> _Written request_
Omit the pictures from the entries below and retype everything else exactly.

> _Extracted entries_
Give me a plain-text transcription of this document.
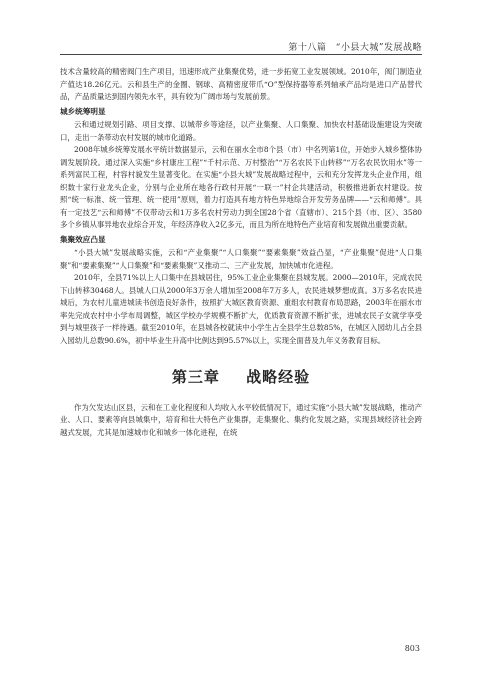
第十八篇 “小县大城”发展战略

技术含量较高的精密阀门生产项目，迅速形成产业集聚优势，进一步拓宽工业发展领域。2010年，阀门制造业产值达18.26亿元。云和县生产的金圈、钢球、高精密度带爪“O”型保持器等系列轴承产品均是进口产品替代品，产品质量达到国内领先水平，具有较为广阔市场与发展前景。

城乡统筹明显

云和通过规划引路、项目支撑、以城带乡等途径，以产业集聚、人口集聚、加快农村基础设施建设为突破口，走出一条带动农村发展的城市化道路。

2008年城乡统筹发展水平统计数据显示，云和在丽水全市8个县（市）中名列第1位，开始步入城乡整体协调发展阶段。通过深入实施“乡村康庄工程”“千村示范、万村整治”“万名农民下山转移”“万名农民饮用水”等一系列富民工程，村容村貌发生显著变化。在实施“小县大城”发展战略过程中，云和充分发挥龙头企业作用，组织数十家行业龙头企业，分别与企业所在地各行政村开展“一联一”村企共建活动，积极推进新农村建设。按照“统一标准、统一管理、统一使用”原则，着力打造具有地方特色异地综合开发劳务品牌——“云和师傅”。具有一定技艺“云和师傅”不仅带动云和1万多名农村劳动力到全国28个省（直辖市）、215个县（市、区）、3580多个乡镇从事异地农业综合开发，年经济净收入2亿多元，而且为所在地特色产业培育和发展做出重要贡献。

集聚效应凸显

“小县大城”发展战略实施，云和“产业集聚”“人口集聚”“要素集聚”效益凸显，“产业集聚”促进“人口集聚”和“要素集聚”“人口集聚”和“要素集聚”又推动二、三产业发展，加快城市化进程。

2010年，全县71%以上人口集中在县城居住，95%工业企业集聚在县城发展。2000—2010年，完成农民下山转移30468人。县城人口从2000年3万余人增加至2008年7万多人，农民进城梦想成真。3万多名农民进城后，为农村儿童进城读书创造良好条件，按照扩大城区教育资源、重组农村教育布局思路，2003年在丽水市率先完成农村中小学布局调整，城区学校办学规模不断扩大，优质教育资源不断扩张，进城农民子女就学享受到与城里孩子一样待遇。截至2010年，在县城各校就读中小学生占全县学生总数85%，在城区入园幼儿占全县入园幼儿总数90.6%，初中毕业生升高中比例达到95.57%以上，实现全面普及九年义务教育目标。

第三章 战略经验

作为欠发达山区县，云和在工业化程度和人均收入水平较低情况下，通过实施“小县大城”发展战略，推动产业、人口、要素等向县城集中，培育和壮大特色产业集群，走集聚化、集约化发展之路，实现县域经济社会跨越式发展，尤其是加速城市化和城乡一体化进程，在统

803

> _Completed task_
Give me a plain-text transcription of this document.
第十八篇 “小县大城”发展战略

技术含量较高的精密阀门生产项目，迅速形成产业集聚优势，进一步拓宽工业发展领域。2010年，阀门制造业产值达18.26亿元。云和县生产的金圈、钢球、高精密度带爪“O”型保持器等系列轴承产品均是进口产品替代品，产品质量达到国内领先水平，具有较为广阔市场与发展前景。

城乡统筹明显

云和通过规划引路、项目支撑、以城带乡等途径，以产业集聚、人口集聚、加快农村基础设施建设为突破口，走出一条带动农村发展的城市化道路。

2008年城乡统筹发展水平统计数据显示，云和在丽水全市8个县（市）中名列第1位，开始步入城乡整体协调发展阶段。通过深入实施“乡村康庄工程”“千村示范、万村整治”“万名农民下山转移”“万名农民饮用水”等一系列富民工程，村容村貌发生显著变化。在实施“小县大城”发展战略过程中，云和充分发挥龙头企业作用，组织数十家行业龙头企业，分别与企业所在地各行政村开展“一联一”村企共建活动，积极推进新农村建设。按照“统一标准、统一管理、统一使用”原则，着力打造具有地方特色异地综合开发劳务品牌——“云和师傅”。具有一定技艺“云和师傅”不仅带动云和1万多名农村劳动力到全国28个省（直辖市）、215个县（市、区）、3580多个乡镇从事异地农业综合开发，年经济净收入2亿多元，而且为所在地特色产业培育和发展做出重要贡献。

集聚效应凸显

“小县大城”发展战略实施，云和“产业集聚”“人口集聚”“要素集聚”效益凸显，“产业集聚”促进“人口集聚”和“要素集聚”“人口集聚”和“要素集聚”又推动二、三产业发展，加快城市化进程。

2010年，全县71%以上人口集中在县城居住，95%工业企业集聚在县城发展。2000—2010年，完成农民下山转移30468人。县城人口从2000年3万余人增加至2008年7万多人，农民进城梦想成真。3万多名农民进城后，为农村儿童进城读书创造良好条件，按照扩大城区教育资源、重组农村教育布局思路，2003年在丽水市率先完成农村中小学布局调整，城区学校办学规模不断扩大，优质教育资源不断扩张，进城农民子女就学享受到与城里孩子一样待遇。截至2010年，在县城各校就读中小学生占全县学生总数85%，在城区入园幼儿占全县入园幼儿总数90.6%，初中毕业生升高中比例达到95.57%以上，实现全面普及九年义务教育目标。

第三章 战略经验

作为欠发达山区县，云和在工业化程度和人均收入水平较低情况下，通过实施“小县大城”发展战略，推动产业、人口、要素等向县城集中，培育和壮大特色产业集群，走集聚化、集约化发展之路，实现县域经济社会跨越式发展，尤其是加速城市化和城乡一体化进程，在统

803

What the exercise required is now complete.